§ WHAT NEEDS TO BE DONE:
Return the number of lines holding "title", with nothing added.

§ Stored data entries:
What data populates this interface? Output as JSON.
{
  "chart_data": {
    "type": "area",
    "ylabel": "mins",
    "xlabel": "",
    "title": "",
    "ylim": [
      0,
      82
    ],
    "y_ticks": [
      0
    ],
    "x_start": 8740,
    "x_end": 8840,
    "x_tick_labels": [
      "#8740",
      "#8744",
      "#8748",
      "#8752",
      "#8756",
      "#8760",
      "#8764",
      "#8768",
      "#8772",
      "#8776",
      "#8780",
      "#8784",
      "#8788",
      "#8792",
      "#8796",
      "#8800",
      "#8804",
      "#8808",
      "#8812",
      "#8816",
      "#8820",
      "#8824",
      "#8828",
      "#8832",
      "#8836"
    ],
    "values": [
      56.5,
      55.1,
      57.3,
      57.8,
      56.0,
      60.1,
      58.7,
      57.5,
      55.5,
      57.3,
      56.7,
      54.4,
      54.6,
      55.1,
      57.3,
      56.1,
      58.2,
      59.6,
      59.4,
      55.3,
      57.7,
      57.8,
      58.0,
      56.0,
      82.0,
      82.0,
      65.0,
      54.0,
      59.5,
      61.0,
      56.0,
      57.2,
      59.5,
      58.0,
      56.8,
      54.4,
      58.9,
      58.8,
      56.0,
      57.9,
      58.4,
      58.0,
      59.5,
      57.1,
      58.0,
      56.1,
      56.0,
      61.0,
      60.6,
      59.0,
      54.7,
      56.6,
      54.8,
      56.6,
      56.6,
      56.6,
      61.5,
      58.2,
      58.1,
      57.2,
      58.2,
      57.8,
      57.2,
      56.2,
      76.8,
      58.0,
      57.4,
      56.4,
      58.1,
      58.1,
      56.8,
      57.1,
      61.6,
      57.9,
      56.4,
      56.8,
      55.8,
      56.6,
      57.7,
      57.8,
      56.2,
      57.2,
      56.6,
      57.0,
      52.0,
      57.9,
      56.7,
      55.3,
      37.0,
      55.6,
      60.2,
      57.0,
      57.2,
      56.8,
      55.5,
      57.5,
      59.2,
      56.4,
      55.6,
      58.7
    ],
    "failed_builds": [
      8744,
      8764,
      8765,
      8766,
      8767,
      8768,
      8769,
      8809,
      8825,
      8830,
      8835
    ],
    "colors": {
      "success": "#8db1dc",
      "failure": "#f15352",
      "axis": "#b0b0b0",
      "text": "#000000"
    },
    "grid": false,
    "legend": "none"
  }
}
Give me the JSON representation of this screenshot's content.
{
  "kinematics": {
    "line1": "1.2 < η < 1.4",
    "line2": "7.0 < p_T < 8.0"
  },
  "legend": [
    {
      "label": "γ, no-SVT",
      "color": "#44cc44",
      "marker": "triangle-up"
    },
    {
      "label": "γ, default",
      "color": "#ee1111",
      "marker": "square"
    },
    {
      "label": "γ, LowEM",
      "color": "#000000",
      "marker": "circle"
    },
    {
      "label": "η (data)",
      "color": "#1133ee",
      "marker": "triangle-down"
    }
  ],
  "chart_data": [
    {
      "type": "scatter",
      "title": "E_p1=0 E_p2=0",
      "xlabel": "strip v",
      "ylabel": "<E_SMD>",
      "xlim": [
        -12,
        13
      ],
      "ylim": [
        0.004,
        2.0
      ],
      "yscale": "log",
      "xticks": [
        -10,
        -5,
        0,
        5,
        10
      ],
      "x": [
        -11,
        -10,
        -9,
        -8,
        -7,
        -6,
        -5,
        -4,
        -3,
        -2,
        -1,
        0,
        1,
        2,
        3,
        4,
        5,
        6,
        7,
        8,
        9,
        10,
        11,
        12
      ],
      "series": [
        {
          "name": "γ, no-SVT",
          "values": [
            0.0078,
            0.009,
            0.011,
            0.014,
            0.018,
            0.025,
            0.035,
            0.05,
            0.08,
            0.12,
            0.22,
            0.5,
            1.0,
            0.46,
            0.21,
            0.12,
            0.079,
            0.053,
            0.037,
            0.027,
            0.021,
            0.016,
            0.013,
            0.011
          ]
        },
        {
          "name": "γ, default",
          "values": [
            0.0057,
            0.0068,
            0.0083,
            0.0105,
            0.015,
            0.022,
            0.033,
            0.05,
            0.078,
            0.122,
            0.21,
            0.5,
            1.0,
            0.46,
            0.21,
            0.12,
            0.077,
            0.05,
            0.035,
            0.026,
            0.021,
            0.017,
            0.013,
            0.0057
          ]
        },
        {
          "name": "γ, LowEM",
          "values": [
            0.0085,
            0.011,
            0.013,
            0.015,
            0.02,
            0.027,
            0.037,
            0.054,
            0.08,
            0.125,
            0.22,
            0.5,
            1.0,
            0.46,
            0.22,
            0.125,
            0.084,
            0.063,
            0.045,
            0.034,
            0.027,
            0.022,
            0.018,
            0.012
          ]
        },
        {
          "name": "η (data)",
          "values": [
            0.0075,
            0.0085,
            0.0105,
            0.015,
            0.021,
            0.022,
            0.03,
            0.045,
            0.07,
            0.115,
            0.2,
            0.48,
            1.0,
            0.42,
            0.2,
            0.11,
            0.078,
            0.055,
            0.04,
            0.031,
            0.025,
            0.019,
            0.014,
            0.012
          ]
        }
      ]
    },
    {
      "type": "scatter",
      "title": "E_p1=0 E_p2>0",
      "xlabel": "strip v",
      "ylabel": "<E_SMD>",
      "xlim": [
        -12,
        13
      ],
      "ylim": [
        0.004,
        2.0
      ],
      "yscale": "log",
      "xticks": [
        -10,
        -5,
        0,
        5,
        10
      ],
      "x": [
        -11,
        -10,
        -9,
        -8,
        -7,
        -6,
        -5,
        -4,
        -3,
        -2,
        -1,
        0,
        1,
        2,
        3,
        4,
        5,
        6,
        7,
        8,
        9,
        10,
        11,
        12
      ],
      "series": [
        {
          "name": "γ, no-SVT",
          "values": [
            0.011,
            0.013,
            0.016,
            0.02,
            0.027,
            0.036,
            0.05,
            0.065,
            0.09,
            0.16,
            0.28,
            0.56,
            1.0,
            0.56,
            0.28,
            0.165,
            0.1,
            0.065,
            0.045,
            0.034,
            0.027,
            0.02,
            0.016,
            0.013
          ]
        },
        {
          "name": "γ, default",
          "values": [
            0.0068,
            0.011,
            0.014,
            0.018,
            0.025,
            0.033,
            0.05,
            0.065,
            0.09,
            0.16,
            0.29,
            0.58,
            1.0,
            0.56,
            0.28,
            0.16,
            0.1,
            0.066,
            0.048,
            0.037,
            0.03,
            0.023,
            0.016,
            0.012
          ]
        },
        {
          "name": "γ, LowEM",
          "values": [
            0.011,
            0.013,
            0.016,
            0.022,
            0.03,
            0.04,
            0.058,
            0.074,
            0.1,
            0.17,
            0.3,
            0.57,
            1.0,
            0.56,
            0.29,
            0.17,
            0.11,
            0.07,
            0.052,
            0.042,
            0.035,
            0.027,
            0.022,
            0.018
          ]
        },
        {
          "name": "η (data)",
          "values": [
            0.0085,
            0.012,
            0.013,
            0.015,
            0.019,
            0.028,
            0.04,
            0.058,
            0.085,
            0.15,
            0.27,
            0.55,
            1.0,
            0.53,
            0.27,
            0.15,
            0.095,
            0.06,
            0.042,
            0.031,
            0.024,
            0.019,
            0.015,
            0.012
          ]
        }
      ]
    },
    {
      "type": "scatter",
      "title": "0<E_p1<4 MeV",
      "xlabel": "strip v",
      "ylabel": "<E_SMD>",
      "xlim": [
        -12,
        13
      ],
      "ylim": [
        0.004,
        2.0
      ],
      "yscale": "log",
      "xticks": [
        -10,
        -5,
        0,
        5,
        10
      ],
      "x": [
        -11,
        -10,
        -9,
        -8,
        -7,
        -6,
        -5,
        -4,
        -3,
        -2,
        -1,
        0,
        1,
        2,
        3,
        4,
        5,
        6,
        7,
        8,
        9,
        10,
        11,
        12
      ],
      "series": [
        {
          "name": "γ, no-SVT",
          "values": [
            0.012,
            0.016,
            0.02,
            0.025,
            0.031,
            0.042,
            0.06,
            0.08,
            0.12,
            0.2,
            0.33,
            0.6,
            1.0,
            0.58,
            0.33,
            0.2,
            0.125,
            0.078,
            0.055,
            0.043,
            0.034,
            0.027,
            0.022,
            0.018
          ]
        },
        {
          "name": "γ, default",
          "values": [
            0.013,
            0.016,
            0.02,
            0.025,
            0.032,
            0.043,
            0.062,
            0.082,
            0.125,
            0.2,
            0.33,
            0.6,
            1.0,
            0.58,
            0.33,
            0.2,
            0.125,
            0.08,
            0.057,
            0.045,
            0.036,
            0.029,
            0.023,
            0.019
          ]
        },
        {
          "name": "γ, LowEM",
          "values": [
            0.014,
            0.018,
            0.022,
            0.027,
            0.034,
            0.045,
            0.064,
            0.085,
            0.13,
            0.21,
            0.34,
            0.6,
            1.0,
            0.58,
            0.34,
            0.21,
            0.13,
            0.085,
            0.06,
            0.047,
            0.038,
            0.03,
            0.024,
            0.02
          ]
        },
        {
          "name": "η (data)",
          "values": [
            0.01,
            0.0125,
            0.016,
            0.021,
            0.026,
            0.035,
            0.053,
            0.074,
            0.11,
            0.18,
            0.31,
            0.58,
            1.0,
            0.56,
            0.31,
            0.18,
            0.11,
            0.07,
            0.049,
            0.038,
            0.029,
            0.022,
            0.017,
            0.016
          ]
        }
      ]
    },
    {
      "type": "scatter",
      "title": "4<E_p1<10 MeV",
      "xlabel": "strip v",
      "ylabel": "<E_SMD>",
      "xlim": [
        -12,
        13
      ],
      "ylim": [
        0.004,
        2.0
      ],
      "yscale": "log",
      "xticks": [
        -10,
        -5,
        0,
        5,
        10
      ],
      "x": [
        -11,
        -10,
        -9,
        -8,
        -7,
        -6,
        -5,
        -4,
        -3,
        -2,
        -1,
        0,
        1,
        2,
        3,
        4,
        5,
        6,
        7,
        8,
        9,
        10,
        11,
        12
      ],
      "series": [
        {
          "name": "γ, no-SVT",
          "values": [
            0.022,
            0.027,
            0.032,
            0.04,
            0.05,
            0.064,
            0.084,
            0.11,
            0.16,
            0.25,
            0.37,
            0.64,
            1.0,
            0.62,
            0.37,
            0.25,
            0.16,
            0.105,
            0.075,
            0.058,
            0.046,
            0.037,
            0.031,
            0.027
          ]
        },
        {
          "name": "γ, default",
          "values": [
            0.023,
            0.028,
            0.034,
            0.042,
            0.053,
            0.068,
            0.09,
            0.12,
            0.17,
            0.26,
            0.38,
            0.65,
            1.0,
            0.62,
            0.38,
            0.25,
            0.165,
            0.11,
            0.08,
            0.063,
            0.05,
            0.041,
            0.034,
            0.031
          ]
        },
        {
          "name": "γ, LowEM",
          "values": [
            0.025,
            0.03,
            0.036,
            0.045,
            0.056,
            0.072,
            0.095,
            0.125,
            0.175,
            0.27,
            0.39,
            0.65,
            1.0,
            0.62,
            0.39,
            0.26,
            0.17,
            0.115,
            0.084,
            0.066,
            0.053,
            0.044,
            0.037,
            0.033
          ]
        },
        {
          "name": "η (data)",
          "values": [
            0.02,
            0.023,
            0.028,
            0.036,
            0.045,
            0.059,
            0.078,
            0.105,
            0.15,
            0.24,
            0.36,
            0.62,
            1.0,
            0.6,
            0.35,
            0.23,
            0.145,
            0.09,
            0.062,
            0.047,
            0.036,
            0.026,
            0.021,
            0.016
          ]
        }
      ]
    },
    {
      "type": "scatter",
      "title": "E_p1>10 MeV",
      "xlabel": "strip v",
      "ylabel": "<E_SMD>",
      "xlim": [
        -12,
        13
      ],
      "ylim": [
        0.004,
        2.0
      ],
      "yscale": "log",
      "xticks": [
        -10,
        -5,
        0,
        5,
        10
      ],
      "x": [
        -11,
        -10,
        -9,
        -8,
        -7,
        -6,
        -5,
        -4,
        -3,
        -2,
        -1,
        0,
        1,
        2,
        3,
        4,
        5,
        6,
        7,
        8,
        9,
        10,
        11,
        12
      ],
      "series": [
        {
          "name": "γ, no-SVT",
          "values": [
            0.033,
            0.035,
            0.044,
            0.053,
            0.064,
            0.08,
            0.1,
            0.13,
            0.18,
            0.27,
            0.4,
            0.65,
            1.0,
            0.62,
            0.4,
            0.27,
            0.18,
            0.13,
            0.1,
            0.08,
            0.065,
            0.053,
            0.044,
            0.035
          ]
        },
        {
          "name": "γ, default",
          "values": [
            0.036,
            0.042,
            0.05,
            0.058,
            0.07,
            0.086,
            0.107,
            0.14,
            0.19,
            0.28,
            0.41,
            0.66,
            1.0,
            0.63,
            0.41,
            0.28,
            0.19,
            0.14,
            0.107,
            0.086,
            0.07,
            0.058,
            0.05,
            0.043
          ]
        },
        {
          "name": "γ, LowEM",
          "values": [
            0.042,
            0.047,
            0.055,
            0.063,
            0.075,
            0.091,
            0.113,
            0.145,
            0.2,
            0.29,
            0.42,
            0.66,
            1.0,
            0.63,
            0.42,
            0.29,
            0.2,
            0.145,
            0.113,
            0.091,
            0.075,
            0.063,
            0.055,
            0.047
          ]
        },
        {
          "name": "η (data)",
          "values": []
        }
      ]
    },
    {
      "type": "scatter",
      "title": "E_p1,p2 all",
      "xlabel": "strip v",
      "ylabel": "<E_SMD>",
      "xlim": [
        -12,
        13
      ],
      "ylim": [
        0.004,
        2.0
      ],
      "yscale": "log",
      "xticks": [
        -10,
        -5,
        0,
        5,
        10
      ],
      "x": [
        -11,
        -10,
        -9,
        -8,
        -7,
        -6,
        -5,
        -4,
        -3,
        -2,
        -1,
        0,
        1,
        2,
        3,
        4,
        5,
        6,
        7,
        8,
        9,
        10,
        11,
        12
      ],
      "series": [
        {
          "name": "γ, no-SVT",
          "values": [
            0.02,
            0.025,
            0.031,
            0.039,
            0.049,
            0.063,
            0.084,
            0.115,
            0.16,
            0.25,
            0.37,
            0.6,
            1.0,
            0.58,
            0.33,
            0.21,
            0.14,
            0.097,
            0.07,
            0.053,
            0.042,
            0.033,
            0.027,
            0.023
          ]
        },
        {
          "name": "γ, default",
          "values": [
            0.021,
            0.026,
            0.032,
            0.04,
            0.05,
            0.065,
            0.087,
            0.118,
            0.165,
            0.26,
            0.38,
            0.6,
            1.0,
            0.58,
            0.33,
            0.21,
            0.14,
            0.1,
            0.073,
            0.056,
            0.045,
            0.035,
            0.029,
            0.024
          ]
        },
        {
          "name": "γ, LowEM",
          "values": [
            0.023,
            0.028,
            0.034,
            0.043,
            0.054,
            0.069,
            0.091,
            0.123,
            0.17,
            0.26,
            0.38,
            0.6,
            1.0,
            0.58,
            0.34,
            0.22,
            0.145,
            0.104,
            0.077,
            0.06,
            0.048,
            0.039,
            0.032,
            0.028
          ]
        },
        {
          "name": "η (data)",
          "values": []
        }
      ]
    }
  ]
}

§ ANSWER TO THIS EXERCISE:
7